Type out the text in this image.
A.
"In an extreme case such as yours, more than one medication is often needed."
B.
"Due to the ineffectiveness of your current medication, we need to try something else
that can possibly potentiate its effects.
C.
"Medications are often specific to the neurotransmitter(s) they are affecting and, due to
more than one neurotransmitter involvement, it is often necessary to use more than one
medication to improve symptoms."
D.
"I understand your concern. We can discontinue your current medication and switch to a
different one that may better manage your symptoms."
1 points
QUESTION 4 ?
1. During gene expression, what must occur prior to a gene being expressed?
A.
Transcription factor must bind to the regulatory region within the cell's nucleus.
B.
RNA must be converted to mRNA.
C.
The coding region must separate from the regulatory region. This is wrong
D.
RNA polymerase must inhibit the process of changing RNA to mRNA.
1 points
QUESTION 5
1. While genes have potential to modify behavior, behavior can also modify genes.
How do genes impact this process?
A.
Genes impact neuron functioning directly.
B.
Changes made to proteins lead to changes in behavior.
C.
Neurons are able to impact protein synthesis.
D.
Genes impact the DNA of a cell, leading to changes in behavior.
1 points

WORK INSTRUCTION: Generate a verbatim printout of all the entries.

ANSWER BOX:
Type out the text in this image.
A.
"In an extreme case such as yours, more than one medication is often needed."
B.
"Due to the ineffectiveness of your current medication, we need to try something else
that can possibly potentiate its effects.
C.
"Medications are often specific to the neurotransmitter(s) they are affecting and, due to
more than one neurotransmitter involvement, it is often necessary to use more than one
medication to improve symptoms."
D.
"I understand your concern. We can discontinue your current medication and switch to a
different one that may better manage your symptoms."
1 points
QUESTION 4 ?
1. During gene expression, what must occur prior to a gene being expressed?
A.
Transcription factor must bind to the regulatory region within the cell's nucleus.
B.
RNA must be converted to mRNA.
C.
The coding region must separate from the regulatory region. This is wrong
D.
RNA polymerase must inhibit the process of changing RNA to mRNA.
1 points
QUESTION 5
1. While genes have potential to modify behavior, behavior can also modify genes.
How do genes impact this process?
A.
Genes impact neuron functioning directly.
B.
Changes made to proteins lead to changes in behavior.
C.
Neurons are able to impact protein synthesis.
D.
Genes impact the DNA of a cell, leading to changes in behavior.
1 points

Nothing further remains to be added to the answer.